### Requirements
Quote the records that follow in full and exactly; leave out the pictures.

Data entries:
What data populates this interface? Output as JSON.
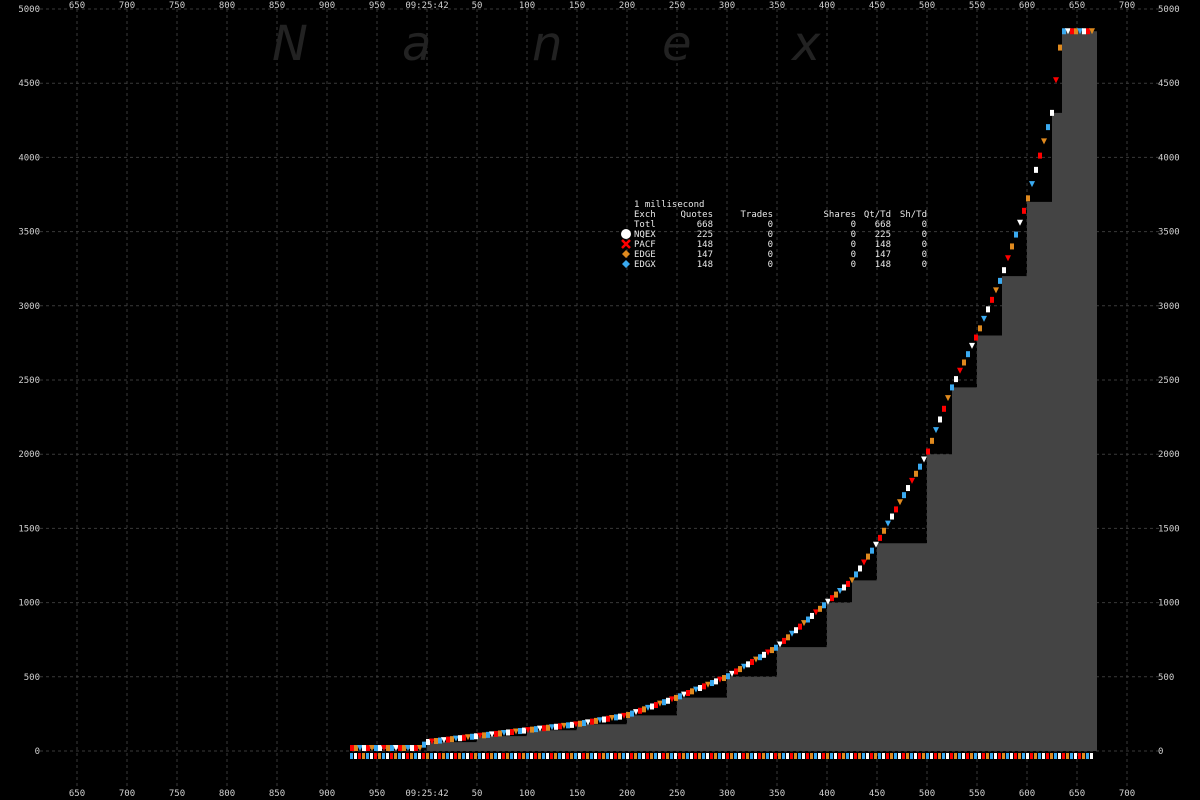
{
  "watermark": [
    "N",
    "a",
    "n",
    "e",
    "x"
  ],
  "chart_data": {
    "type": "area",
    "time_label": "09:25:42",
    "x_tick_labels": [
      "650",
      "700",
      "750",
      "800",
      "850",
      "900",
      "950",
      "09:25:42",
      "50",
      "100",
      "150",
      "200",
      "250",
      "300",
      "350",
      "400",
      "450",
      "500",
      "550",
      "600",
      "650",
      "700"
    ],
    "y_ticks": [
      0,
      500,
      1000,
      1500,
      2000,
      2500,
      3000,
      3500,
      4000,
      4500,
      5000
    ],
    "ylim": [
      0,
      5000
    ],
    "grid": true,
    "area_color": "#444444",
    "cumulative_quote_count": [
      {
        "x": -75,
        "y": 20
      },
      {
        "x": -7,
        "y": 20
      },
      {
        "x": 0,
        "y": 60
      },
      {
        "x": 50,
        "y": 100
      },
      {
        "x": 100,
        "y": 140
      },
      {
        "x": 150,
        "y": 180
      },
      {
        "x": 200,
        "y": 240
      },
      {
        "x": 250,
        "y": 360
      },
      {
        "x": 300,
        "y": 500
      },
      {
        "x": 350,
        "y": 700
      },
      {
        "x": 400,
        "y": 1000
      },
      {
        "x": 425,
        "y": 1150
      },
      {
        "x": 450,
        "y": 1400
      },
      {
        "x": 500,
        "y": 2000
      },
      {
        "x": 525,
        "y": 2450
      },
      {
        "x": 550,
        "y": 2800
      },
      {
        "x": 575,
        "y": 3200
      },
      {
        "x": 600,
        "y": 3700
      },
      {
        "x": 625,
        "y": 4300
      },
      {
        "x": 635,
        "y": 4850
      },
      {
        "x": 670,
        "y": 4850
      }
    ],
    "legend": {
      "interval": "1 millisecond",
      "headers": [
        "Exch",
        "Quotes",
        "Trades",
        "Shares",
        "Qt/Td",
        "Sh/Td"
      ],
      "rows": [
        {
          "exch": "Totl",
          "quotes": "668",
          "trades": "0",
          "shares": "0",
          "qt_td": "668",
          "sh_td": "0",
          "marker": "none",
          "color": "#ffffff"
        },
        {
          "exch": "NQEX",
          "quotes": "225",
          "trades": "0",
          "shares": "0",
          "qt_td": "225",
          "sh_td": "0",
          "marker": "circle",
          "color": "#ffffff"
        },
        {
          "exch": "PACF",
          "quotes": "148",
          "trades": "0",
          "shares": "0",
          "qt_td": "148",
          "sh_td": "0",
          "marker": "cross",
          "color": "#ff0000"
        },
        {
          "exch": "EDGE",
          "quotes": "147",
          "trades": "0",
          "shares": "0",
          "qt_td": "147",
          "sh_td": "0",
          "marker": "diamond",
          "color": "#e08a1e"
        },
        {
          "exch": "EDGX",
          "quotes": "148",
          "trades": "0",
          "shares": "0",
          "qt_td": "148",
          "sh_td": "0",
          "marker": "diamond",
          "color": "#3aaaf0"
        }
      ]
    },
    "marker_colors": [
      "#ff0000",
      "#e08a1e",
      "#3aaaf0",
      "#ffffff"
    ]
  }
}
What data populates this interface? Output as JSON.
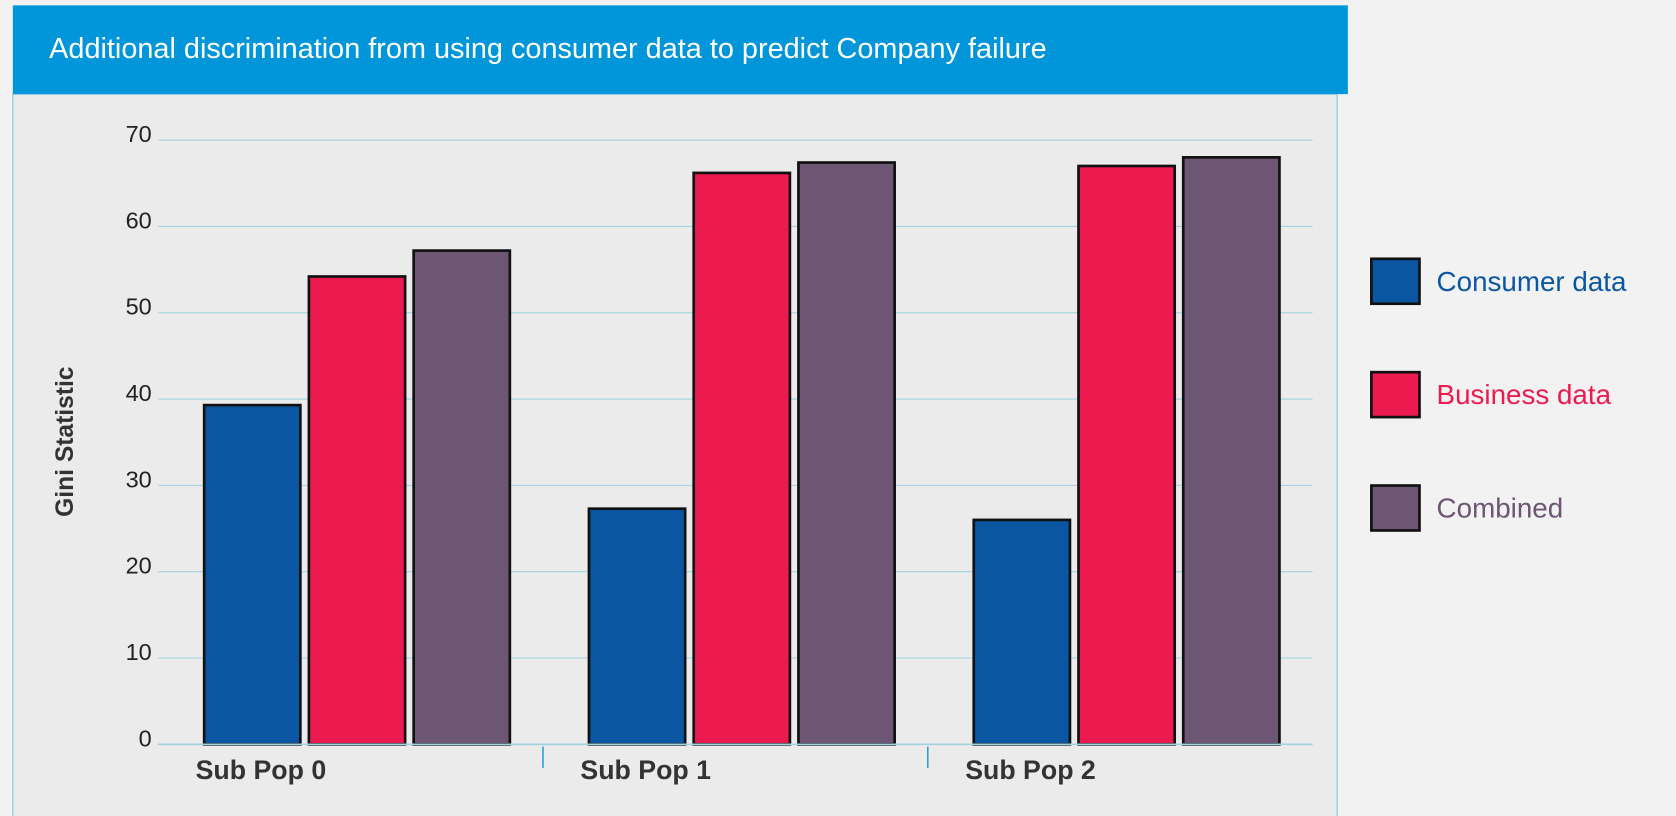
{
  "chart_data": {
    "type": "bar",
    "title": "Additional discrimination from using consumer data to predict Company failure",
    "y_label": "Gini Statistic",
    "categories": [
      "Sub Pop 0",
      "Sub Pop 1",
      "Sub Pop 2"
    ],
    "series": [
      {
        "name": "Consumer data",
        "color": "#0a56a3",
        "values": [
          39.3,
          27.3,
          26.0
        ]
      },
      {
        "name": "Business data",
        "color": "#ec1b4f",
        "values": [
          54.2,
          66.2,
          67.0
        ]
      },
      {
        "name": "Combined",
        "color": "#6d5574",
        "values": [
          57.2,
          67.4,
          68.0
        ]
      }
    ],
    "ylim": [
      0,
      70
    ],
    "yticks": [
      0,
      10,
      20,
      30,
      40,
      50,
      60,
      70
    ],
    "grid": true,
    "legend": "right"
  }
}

### Worked solution
What data populates this interface? Output as JSON.
{
  "watermark": [
    "N",
    "a",
    "n",
    "e",
    "x"
  ],
  "chart_data": {
    "type": "area",
    "time_label": "09:25:42",
    "x_tick_labels": [
      "650",
      "700",
      "750",
      "800",
      "850",
      "900",
      "950",
      "09:25:42",
      "50",
      "100",
      "150",
      "200",
      "250",
      "300",
      "350",
      "400",
      "450",
      "500",
      "550",
      "600",
      "650",
      "700"
    ],
    "y_ticks": [
      0,
      500,
      1000,
      1500,
      2000,
      2500,
      3000,
      3500,
      4000,
      4500,
      5000
    ],
    "ylim": [
      0,
      5000
    ],
    "grid": true,
    "area_color": "#444444",
    "cumulative_quote_count": [
      {
        "x": -75,
        "y": 20
      },
      {
        "x": -7,
        "y": 20
      },
      {
        "x": 0,
        "y": 60
      },
      {
        "x": 50,
        "y": 100
      },
      {
        "x": 100,
        "y": 140
      },
      {
        "x": 150,
        "y": 180
      },
      {
        "x": 200,
        "y": 240
      },
      {
        "x": 250,
        "y": 360
      },
      {
        "x": 300,
        "y": 500
      },
      {
        "x": 350,
        "y": 700
      },
      {
        "x": 400,
        "y": 1000
      },
      {
        "x": 425,
        "y": 1150
      },
      {
        "x": 450,
        "y": 1400
      },
      {
        "x": 500,
        "y": 2000
      },
      {
        "x": 525,
        "y": 2450
      },
      {
        "x": 550,
        "y": 2800
      },
      {
        "x": 575,
        "y": 3200
      },
      {
        "x": 600,
        "y": 3700
      },
      {
        "x": 625,
        "y": 4300
      },
      {
        "x": 635,
        "y": 4850
      },
      {
        "x": 670,
        "y": 4850
      }
    ],
    "legend": {
      "interval": "1 millisecond",
      "headers": [
        "Exch",
        "Quotes",
        "Trades",
        "Shares",
        "Qt/Td",
        "Sh/Td"
      ],
      "rows": [
        {
          "exch": "Totl",
          "quotes": "668",
          "trades": "0",
          "shares": "0",
          "qt_td": "668",
          "sh_td": "0",
          "marker": "none",
          "color": "#ffffff"
        },
        {
          "exch": "NQEX",
          "quotes": "225",
          "trades": "0",
          "shares": "0",
          "qt_td": "225",
          "sh_td": "0",
          "marker": "circle",
          "color": "#ffffff"
        },
        {
          "exch": "PACF",
          "quotes": "148",
          "trades": "0",
          "shares": "0",
          "qt_td": "148",
          "sh_td": "0",
          "marker": "cross",
          "color": "#ff0000"
        },
        {
          "exch": "EDGE",
          "quotes": "147",
          "trades": "0",
          "shares": "0",
          "qt_td": "147",
          "sh_td": "0",
          "marker": "diamond",
          "color": "#e08a1e"
        },
        {
          "exch": "EDGX",
          "quotes": "148",
          "trades": "0",
          "shares": "0",
          "qt_td": "148",
          "sh_td": "0",
          "marker": "diamond",
          "color": "#3aaaf0"
        }
      ]
    },
    "marker_colors": [
      "#ff0000",
      "#e08a1e",
      "#3aaaf0",
      "#ffffff"
    ]
  }
}
What data populates this interface? Output as JSON.
{
  "chart_data": {
    "type": "bar",
    "title": "Additional discrimination from using consumer data to predict Company failure",
    "y_label": "Gini Statistic",
    "categories": [
      "Sub Pop 0",
      "Sub Pop 1",
      "Sub Pop 2"
    ],
    "series": [
      {
        "name": "Consumer data",
        "color": "#0a56a3",
        "values": [
          39.3,
          27.3,
          26.0
        ]
      },
      {
        "name": "Business data",
        "color": "#ec1b4f",
        "values": [
          54.2,
          66.2,
          67.0
        ]
      },
      {
        "name": "Combined",
        "color": "#6d5574",
        "values": [
          57.2,
          67.4,
          68.0
        ]
      }
    ],
    "ylim": [
      0,
      70
    ],
    "yticks": [
      0,
      10,
      20,
      30,
      40,
      50,
      60,
      70
    ],
    "grid": true,
    "legend": "right"
  }
}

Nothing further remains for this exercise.